## Given request
Count the lines in the items below that contain the string "ALIKED", where case matters, and give only the number.

==== Given entries ====

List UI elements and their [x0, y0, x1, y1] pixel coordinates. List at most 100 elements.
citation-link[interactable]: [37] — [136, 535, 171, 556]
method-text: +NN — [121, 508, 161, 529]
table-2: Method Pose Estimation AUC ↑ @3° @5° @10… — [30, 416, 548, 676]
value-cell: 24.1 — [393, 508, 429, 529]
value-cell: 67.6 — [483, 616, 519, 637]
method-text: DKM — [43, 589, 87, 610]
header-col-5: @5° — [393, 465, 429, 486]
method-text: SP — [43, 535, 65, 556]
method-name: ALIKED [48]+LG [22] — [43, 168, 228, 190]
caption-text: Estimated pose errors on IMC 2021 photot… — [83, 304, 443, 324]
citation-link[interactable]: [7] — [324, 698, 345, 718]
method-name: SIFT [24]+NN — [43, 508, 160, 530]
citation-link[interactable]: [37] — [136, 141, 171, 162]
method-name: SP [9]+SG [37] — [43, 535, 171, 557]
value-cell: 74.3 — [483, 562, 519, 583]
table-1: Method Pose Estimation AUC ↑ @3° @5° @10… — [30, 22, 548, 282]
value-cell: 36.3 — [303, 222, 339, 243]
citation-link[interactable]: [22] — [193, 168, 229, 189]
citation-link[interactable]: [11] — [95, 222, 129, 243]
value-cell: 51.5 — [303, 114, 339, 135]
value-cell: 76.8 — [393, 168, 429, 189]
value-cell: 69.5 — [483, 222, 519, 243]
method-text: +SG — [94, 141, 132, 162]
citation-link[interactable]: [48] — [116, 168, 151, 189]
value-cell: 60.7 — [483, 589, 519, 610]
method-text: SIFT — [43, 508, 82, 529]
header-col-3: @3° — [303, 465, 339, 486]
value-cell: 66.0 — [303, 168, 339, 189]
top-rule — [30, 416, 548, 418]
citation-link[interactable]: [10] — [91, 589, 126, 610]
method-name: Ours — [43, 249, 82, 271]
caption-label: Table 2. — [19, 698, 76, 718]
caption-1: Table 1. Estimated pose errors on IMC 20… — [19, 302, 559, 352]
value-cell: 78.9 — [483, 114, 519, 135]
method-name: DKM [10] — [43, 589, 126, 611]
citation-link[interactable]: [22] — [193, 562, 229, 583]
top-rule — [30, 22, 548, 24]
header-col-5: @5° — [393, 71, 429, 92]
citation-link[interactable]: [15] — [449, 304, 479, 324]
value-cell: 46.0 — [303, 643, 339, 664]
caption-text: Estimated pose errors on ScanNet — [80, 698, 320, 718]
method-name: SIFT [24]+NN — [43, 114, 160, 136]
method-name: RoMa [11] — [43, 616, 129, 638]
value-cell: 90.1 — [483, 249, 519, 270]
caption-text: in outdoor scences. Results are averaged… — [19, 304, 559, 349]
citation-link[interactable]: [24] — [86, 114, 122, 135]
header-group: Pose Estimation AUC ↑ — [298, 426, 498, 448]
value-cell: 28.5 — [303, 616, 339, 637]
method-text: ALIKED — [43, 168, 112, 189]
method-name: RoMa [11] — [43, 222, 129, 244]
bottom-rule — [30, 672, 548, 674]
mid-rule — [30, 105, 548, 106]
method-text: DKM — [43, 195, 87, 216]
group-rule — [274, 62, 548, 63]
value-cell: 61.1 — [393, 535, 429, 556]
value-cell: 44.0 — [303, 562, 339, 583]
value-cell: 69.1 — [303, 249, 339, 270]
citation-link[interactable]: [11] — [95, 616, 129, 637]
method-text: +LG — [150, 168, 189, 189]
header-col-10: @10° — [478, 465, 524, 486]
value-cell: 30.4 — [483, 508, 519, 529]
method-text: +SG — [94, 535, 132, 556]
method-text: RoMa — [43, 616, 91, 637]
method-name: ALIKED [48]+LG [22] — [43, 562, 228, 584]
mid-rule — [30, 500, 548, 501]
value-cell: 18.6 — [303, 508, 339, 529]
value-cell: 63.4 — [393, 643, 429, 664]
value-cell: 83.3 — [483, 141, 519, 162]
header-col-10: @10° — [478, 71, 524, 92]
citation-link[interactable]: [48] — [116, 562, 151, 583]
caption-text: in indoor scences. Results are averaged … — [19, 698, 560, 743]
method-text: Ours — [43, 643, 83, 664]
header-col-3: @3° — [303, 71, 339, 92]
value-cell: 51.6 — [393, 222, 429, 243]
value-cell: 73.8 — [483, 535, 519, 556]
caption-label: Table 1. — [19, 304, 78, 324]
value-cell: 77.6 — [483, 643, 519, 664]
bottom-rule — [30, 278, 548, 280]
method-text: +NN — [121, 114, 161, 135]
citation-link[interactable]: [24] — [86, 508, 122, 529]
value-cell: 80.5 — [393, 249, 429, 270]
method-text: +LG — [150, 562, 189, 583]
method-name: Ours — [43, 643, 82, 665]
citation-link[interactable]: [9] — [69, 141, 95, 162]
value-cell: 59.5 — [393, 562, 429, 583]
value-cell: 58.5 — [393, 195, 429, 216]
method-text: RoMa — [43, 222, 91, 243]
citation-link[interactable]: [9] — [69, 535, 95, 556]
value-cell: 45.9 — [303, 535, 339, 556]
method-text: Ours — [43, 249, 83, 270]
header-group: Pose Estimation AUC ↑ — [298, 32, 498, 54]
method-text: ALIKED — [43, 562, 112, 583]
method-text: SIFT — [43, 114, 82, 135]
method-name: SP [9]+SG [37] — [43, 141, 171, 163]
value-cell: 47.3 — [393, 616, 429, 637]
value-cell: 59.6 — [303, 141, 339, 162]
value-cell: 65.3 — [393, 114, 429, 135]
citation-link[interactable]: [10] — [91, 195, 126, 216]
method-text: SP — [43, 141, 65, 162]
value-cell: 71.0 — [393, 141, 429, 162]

====

## Exercise result
4